» **Set exercise**: Transcribe each line exactly.

(Records from a data collection)
========

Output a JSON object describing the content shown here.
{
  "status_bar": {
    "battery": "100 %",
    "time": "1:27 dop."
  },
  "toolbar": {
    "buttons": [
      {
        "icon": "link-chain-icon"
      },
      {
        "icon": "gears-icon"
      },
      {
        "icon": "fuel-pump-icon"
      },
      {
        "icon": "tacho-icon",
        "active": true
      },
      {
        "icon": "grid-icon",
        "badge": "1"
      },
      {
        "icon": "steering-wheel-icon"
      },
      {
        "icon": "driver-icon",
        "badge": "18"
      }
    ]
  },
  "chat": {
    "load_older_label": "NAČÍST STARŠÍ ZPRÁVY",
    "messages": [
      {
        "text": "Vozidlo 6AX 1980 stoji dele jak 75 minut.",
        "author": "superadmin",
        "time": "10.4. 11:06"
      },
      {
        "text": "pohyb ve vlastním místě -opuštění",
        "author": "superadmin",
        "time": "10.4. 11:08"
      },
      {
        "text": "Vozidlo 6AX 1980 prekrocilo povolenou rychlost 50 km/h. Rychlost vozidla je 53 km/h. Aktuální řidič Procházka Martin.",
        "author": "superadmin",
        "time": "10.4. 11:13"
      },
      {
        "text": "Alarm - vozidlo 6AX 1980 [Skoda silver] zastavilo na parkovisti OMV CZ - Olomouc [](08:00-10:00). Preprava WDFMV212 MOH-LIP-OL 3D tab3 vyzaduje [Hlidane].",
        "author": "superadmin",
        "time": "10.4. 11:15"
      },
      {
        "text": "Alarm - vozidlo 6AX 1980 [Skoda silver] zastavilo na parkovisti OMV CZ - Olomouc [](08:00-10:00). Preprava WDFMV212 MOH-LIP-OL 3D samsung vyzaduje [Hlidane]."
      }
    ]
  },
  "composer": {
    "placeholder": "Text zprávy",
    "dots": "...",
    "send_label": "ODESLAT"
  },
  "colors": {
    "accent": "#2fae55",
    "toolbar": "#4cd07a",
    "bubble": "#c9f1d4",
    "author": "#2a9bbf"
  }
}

========

» **Right answer**:
Output a JSON object describing the content shown here.
{
  "status_bar": {
    "battery": "100 %",
    "time": "1:27 dop."
  },
  "toolbar": {
    "buttons": [
      {
        "icon": "link-chain-icon"
      },
      {
        "icon": "gears-icon"
      },
      {
        "icon": "fuel-pump-icon"
      },
      {
        "icon": "tacho-icon",
        "active": true
      },
      {
        "icon": "grid-icon",
        "badge": "1"
      },
      {
        "icon": "steering-wheel-icon"
      },
      {
        "icon": "driver-icon",
        "badge": "18"
      }
    ]
  },
  "chat": {
    "load_older_label": "NAČÍST STARŠÍ ZPRÁVY",
    "messages": [
      {
        "text": "Vozidlo 6AX 1980 stoji dele jak 75 minut.",
        "author": "superadmin",
        "time": "10.4. 11:06"
      },
      {
        "text": "pohyb ve vlastním místě -opuštění",
        "author": "superadmin",
        "time": "10.4. 11:08"
      },
      {
        "text": "Vozidlo 6AX 1980 prekrocilo povolenou rychlost 50 km/h. Rychlost vozidla je 53 km/h. Aktuální řidič Procházka Martin.",
        "author": "superadmin",
        "time": "10.4. 11:13"
      },
      {
        "text": "Alarm - vozidlo 6AX 1980 [Skoda silver] zastavilo na parkovisti OMV CZ - Olomouc [](08:00-10:00). Preprava WDFMV212 MOH-LIP-OL 3D tab3 vyzaduje [Hlidane].",
        "author": "superadmin",
        "time": "10.4. 11:15"
      },
      {
        "text": "Alarm - vozidlo 6AX 1980 [Skoda silver] zastavilo na parkovisti OMV CZ - Olomouc [](08:00-10:00). Preprava WDFMV212 MOH-LIP-OL 3D samsung vyzaduje [Hlidane]."
      }
    ]
  },
  "composer": {
    "placeholder": "Text zprávy",
    "dots": "...",
    "send_label": "ODESLAT"
  },
  "colors": {
    "accent": "#2fae55",
    "toolbar": "#4cd07a",
    "bubble": "#c9f1d4",
    "author": "#2a9bbf"
  }
}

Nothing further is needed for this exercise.